What the task asks — Output every entry exactly as given.
>> Start Rows
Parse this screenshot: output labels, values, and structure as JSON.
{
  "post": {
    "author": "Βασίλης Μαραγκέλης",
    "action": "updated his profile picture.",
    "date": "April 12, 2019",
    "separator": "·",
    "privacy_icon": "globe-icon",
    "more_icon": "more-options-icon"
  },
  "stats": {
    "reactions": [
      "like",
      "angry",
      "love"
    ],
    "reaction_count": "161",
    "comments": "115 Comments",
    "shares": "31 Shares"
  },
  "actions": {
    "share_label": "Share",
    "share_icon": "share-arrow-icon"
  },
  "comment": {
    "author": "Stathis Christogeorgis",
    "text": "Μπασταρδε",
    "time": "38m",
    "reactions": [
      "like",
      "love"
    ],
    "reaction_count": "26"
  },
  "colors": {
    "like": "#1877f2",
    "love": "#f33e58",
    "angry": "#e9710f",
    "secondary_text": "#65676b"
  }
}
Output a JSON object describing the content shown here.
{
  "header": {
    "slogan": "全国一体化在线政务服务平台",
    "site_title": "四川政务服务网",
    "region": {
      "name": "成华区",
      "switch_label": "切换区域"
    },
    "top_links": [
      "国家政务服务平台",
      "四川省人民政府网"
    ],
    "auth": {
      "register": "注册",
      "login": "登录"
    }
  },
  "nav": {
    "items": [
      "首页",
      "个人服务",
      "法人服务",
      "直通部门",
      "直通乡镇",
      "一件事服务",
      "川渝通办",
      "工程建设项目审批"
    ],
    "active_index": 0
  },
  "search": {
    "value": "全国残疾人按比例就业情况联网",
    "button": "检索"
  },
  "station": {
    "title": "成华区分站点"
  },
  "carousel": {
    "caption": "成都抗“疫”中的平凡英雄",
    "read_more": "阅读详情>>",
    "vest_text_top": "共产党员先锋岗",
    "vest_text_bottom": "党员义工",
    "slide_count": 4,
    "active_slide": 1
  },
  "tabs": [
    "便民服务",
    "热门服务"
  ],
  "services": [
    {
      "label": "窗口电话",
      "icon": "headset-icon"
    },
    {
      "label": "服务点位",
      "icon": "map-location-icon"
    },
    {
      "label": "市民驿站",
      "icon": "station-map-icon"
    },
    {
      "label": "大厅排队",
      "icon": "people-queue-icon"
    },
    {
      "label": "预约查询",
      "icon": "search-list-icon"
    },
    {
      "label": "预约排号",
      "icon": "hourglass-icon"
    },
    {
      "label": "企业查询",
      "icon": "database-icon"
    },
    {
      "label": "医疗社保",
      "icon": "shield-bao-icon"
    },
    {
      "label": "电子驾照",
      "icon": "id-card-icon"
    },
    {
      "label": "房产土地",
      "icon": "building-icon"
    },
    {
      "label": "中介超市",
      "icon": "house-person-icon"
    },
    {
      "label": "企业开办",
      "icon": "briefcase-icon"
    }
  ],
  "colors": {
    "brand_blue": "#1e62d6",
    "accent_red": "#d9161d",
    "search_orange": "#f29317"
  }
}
>> End Rows
Written response —
Parse this screenshot: output labels, values, and structure as JSON.
{
  "post": {
    "author": "Βασίλης Μαραγκέλης",
    "action": "updated his profile picture.",
    "date": "April 12, 2019",
    "separator": "·",
    "privacy_icon": "globe-icon",
    "more_icon": "more-options-icon"
  },
  "stats": {
    "reactions": [
      "like",
      "angry",
      "love"
    ],
    "reaction_count": "161",
    "comments": "115 Comments",
    "shares": "31 Shares"
  },
  "actions": {
    "share_label": "Share",
    "share_icon": "share-arrow-icon"
  },
  "comment": {
    "author": "Stathis Christogeorgis",
    "text": "Μπασταρδε",
    "time": "38m",
    "reactions": [
      "like",
      "love"
    ],
    "reaction_count": "26"
  },
  "colors": {
    "like": "#1877f2",
    "love": "#f33e58",
    "angry": "#e9710f",
    "secondary_text": "#65676b"
  }
}
Output a JSON object describing the content shown here.
{
  "header": {
    "slogan": "全国一体化在线政务服务平台",
    "site_title": "四川政务服务网",
    "region": {
      "name": "成华区",
      "switch_label": "切换区域"
    },
    "top_links": [
      "国家政务服务平台",
      "四川省人民政府网"
    ],
    "auth": {
      "register": "注册",
      "login": "登录"
    }
  },
  "nav": {
    "items": [
      "首页",
      "个人服务",
      "法人服务",
      "直通部门",
      "直通乡镇",
      "一件事服务",
      "川渝通办",
      "工程建设项目审批"
    ],
    "active_index": 0
  },
  "search": {
    "value": "全国残疾人按比例就业情况联网",
    "button": "检索"
  },
  "station": {
    "title": "成华区分站点"
  },
  "carousel": {
    "caption": "成都抗“疫”中的平凡英雄",
    "read_more": "阅读详情>>",
    "vest_text_top": "共产党员先锋岗",
    "vest_text_bottom": "党员义工",
    "slide_count": 4,
    "active_slide": 1
  },
  "tabs": [
    "便民服务",
    "热门服务"
  ],
  "services": [
    {
      "label": "窗口电话",
      "icon": "headset-icon"
    },
    {
      "label": "服务点位",
      "icon": "map-location-icon"
    },
    {
      "label": "市民驿站",
      "icon": "station-map-icon"
    },
    {
      "label": "大厅排队",
      "icon": "people-queue-icon"
    },
    {
      "label": "预约查询",
      "icon": "search-list-icon"
    },
    {
      "label": "预约排号",
      "icon": "hourglass-icon"
    },
    {
      "label": "企业查询",
      "icon": "database-icon"
    },
    {
      "label": "医疗社保",
      "icon": "shield-bao-icon"
    },
    {
      "label": "电子驾照",
      "icon": "id-card-icon"
    },
    {
      "label": "房产土地",
      "icon": "building-icon"
    },
    {
      "label": "中介超市",
      "icon": "house-person-icon"
    },
    {
      "label": "企业开办",
      "icon": "briefcase-icon"
    }
  ],
  "colors": {
    "brand_blue": "#1e62d6",
    "accent_red": "#d9161d",
    "search_orange": "#f29317"
  }
}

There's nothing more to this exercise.